**Brief**: Look below and pull out each line with the word "Chixculub".

**Source records**:

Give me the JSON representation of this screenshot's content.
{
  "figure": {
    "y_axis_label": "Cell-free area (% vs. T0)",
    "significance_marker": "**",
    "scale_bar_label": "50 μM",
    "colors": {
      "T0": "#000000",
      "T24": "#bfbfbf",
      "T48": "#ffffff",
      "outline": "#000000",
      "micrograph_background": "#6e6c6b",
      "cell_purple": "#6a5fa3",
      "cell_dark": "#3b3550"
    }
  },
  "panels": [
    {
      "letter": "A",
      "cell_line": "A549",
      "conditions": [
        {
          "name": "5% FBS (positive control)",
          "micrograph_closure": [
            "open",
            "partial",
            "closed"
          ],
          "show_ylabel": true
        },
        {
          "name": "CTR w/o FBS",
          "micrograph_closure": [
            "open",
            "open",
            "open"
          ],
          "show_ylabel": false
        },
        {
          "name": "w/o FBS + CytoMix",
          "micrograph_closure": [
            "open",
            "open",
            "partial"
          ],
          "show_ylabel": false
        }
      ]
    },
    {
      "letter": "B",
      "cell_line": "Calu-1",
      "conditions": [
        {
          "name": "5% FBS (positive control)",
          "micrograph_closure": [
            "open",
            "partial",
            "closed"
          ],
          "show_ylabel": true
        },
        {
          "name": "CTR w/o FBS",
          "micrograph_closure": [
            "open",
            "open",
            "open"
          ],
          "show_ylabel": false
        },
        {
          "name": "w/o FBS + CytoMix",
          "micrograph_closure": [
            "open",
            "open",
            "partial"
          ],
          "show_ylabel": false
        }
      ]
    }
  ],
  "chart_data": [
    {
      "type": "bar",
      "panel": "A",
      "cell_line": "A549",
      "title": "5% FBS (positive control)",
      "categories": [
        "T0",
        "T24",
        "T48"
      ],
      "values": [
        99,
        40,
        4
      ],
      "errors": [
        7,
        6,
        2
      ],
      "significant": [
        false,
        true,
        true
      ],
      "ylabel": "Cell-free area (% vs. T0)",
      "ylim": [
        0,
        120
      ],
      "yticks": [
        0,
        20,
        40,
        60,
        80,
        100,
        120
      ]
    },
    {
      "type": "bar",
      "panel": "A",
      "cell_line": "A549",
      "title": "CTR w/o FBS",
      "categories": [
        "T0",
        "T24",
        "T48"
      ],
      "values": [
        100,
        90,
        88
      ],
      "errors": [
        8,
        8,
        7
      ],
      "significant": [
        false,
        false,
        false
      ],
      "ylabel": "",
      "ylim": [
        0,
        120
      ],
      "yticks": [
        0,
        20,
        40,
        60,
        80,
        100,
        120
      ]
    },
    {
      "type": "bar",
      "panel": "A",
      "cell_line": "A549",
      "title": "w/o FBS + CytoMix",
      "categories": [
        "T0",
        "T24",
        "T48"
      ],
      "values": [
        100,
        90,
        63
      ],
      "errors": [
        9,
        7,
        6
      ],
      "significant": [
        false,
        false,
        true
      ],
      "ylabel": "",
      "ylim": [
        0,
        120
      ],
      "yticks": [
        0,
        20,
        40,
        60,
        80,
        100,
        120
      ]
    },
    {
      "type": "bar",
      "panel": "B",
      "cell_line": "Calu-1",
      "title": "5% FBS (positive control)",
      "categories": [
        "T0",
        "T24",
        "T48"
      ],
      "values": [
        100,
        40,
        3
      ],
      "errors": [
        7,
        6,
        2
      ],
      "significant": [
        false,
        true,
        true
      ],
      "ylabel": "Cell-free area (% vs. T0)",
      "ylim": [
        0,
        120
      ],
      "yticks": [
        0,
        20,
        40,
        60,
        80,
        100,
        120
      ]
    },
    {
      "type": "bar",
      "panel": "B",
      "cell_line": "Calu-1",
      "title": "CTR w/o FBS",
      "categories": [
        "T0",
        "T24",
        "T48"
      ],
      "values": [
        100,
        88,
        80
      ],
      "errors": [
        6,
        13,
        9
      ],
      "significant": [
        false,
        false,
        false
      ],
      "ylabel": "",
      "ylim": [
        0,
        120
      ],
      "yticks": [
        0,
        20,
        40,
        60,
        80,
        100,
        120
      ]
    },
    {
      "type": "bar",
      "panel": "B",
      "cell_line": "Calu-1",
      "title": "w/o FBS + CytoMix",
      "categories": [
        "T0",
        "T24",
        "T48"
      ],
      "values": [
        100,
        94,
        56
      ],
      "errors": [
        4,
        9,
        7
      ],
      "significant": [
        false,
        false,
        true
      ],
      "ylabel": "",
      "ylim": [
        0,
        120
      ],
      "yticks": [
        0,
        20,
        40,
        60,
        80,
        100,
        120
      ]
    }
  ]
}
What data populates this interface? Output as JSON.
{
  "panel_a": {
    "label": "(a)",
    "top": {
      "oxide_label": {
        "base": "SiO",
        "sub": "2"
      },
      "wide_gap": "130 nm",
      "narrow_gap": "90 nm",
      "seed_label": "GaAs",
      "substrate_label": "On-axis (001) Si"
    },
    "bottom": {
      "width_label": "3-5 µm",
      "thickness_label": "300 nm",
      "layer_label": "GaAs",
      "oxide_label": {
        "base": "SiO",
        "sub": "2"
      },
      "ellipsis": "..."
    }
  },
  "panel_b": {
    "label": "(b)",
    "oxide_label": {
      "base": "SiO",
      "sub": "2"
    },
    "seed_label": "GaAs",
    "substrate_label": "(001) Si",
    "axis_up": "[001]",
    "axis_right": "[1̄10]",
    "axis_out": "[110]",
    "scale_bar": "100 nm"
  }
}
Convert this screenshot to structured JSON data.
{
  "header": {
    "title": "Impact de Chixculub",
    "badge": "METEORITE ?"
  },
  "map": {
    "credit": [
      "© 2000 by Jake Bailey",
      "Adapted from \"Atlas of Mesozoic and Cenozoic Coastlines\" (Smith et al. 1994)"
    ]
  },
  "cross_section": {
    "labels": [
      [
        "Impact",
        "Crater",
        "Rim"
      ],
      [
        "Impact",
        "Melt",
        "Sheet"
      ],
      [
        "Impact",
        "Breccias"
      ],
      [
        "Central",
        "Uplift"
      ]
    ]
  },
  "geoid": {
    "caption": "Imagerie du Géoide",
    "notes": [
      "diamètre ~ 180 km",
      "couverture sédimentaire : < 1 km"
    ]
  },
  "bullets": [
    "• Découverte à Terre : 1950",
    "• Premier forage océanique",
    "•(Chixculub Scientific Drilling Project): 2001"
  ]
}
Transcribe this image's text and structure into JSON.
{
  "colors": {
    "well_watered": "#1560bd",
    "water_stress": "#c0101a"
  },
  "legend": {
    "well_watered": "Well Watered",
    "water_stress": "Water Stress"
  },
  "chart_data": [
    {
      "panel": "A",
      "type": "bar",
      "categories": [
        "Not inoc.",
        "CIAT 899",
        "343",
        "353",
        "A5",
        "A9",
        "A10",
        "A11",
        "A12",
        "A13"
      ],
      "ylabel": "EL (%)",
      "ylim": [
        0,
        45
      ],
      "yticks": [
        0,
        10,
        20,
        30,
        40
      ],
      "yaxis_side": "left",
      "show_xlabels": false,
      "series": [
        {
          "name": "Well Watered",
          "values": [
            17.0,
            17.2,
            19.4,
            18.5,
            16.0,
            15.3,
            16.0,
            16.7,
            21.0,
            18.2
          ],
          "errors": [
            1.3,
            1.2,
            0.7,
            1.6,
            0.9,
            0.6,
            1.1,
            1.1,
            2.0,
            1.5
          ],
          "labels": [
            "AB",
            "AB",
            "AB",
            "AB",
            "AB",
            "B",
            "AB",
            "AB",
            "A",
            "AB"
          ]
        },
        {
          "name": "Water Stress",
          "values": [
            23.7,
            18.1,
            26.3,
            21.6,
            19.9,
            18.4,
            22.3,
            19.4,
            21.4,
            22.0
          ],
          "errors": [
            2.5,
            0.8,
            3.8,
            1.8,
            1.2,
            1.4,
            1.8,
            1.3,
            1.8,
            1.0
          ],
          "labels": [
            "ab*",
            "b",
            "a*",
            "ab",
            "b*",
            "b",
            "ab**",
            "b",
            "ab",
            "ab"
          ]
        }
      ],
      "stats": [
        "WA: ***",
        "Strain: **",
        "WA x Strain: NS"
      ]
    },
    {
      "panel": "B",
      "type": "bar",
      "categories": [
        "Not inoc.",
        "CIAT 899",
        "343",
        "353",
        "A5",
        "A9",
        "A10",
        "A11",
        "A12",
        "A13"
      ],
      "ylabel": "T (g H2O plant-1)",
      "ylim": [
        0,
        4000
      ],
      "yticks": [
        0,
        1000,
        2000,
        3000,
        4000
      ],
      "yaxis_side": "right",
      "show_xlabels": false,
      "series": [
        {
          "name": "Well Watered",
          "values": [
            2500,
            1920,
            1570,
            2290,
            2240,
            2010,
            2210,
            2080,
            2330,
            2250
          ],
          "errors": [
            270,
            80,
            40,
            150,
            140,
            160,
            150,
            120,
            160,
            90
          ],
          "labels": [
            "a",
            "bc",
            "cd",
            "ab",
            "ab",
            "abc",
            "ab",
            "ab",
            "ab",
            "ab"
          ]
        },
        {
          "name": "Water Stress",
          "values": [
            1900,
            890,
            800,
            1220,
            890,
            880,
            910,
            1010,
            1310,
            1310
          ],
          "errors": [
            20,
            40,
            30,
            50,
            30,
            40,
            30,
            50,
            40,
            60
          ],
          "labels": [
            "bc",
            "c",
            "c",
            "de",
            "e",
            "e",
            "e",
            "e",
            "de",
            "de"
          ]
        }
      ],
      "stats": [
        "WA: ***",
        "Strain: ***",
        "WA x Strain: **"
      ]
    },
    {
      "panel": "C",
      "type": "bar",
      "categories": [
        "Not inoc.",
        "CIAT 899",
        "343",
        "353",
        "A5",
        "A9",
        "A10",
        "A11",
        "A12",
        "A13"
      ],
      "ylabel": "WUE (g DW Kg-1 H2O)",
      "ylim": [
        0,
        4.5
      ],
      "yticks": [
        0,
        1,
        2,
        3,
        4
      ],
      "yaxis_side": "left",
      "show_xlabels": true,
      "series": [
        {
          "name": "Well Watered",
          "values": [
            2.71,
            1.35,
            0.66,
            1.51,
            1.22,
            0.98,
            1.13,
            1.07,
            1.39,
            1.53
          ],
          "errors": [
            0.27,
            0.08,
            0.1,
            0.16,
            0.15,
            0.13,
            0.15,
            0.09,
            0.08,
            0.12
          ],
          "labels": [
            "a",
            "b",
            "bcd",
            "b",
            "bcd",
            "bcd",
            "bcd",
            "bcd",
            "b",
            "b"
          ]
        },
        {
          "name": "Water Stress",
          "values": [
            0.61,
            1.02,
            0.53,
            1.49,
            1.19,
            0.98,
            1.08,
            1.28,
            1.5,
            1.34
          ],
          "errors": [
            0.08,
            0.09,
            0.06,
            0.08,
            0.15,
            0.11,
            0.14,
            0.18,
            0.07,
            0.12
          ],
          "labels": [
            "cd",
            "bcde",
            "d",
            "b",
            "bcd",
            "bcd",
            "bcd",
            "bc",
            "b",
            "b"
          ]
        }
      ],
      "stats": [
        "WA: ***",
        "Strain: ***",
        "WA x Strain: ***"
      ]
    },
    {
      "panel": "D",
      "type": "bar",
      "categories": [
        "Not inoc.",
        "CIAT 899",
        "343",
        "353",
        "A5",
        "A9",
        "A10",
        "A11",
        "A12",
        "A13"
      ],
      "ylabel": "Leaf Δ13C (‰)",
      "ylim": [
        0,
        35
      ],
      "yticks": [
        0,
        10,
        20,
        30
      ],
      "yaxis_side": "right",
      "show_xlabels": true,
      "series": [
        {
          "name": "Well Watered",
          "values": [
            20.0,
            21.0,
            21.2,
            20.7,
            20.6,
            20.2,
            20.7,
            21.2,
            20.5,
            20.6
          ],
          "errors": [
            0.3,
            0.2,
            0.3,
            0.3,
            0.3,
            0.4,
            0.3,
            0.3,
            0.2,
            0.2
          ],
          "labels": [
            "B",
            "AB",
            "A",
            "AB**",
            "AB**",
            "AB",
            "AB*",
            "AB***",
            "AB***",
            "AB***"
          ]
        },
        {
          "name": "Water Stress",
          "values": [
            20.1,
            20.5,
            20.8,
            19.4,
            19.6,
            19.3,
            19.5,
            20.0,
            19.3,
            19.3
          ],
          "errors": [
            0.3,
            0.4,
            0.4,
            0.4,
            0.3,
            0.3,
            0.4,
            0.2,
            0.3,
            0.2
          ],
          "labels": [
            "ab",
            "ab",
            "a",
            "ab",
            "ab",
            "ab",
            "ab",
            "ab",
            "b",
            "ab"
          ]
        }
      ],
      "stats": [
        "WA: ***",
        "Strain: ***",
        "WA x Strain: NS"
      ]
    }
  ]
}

**Response to the exercise**:
    "title": "Impact de Chixculub",
    "•(Chixculub Scientific Drilling Project): 2001"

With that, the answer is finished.